Set task 1: In the Egypt Chronicles piece, who tries to sterilize some of the dogs and cats at their own cost?
Set task 2: Copy the Egypt Chronicles piece between "One has to learn" and "to be safe.", inclusive, putting "hard-hearted" in place of "thick-skinned".
Set task 3: Which animals does the Egypt Chronicles piece name as being used for work and/or entertainment?

Text excerpt:
Egypt Chronicles 1/2017

One phenomenon everyone living in or visiting Egypt are guaranteed to encounter is the presence of street animals, be it dogs, cats or other animals – like horses, donkeys and camels, which are used for work and/or entertainment.

Although the work animals are looked after by their owners, most of the time they look a bit different than the well-nourished farm animals one would be used to seeing in your native country. For various reasons I won’t elaborate much further on the subject of Egypt’s work animals.

One has to learn soon that you can’t rescue every street creature you come across. In fact, you have to learn to become a bit thick-skinned in your approach to these animals – something that is very difficult for an animal lover. And there are phases to this process.

In the beginning you feel terrible for the dogs running in packs, looking for food. You feel worse when you see that almost every female bears the ‘Baywatch’ look as our son calls it – with their milk giving ‘tools’ swinging around their undernourished bodies when they run through the streets looking for something to eat and drink. What makes it even worse, is when you stumble upon a thin, dirty litter of puppies or kittens stowed away somewhere where the mom though it to be safe.

The terribleness develop into a depression of sorts when it seems that all you see are stray animals looking for food and you realise that you can’t do enough to help.

Eventually you hear about angel people – some expats, some veterinarians – who try to at least sterilise some of the dogs and cats at own cost.

The next phase is when you walk in the street in the summer heat and you get that familiar smell in your nostrils and then see the decomposing evidence and you think: Ah, thankfully you don’t have to suffer anymore.

The next phase is the most dangerous one. On a hot day when all the different smells of human sweat hangs in the air, mixed with the smell of blood freshly washed off the pavement after a Ramadan slaughter, you find yourself standing in a little shop in Road 9, checking out the cheapest available cat food. Because by now, a very nice looking black-and-white had started following your neighbours’ son back from the gym, your friend down the street had picked up an almost dead kitten and nursed it back to life and when you get home from a function one night, a ginger living in your building had shyly followed you to your front door and after you have checked each other out a few times, you have fetched a bowl of milk one night and rapport had been established.

Record list:
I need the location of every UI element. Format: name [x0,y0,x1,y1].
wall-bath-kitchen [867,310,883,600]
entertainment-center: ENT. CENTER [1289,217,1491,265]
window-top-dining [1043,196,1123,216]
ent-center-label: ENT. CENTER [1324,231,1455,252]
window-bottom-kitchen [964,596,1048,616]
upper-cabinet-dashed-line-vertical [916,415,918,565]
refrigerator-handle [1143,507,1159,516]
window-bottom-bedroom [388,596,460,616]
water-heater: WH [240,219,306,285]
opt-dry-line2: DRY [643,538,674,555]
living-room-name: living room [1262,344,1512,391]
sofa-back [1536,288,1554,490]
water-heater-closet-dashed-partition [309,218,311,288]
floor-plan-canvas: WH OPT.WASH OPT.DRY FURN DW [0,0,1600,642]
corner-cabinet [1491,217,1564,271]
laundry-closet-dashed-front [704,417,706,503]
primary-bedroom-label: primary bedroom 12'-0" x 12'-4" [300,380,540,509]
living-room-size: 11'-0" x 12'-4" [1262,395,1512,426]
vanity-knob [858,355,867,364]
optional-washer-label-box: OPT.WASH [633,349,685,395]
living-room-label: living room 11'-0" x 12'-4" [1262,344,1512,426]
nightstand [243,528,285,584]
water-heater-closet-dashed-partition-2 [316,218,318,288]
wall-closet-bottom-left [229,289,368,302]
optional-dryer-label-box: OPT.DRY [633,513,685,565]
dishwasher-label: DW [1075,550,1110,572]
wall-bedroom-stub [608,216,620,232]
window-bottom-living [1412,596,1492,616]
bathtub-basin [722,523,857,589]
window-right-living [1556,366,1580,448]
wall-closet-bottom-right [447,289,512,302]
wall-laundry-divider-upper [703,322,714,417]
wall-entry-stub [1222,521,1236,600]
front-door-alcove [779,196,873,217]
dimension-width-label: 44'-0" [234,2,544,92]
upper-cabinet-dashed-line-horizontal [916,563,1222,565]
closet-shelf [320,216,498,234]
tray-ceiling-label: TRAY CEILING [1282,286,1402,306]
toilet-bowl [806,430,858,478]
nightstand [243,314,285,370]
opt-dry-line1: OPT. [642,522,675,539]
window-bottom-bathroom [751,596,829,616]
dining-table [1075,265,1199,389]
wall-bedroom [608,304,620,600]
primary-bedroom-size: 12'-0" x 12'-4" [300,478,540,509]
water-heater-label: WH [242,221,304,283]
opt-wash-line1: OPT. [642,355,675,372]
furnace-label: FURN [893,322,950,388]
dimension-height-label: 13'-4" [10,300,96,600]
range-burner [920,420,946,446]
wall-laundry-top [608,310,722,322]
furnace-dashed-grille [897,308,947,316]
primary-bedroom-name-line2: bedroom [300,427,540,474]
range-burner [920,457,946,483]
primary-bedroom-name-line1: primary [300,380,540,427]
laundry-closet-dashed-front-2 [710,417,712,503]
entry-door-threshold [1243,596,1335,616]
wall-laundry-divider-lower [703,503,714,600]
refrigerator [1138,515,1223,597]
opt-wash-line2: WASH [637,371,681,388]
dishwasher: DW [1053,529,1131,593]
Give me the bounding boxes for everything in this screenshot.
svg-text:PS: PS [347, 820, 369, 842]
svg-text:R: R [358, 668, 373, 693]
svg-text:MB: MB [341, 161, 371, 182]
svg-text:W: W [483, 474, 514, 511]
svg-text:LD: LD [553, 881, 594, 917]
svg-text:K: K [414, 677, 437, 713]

Exercise answer 1: Angel people, some of them expats and some veterinarians.

Exercise answer 2:
One has to learn soon that you can’t rescue every street creature you come across. In fact, you have to learn to become a bit hard-hearted in your approach to these animals – something that is very difficult for an animal lover. And there are phases to this process.

In the beginning you feel terrible for the dogs running in packs, looking for food. You feel worse when you see that almost every female bears the ‘Baywatch’ look as our son calls it – with their milk giving ‘tools’ swinging around their undernourished bodies when they run through the streets looking for something to eat and drink. What makes it even worse, is when you stumble upon a thin, dirty litter of puppies or kittens stowed away somewhere where the mom though it to be safe.

Exercise answer 3: Horses, donkeys and camels.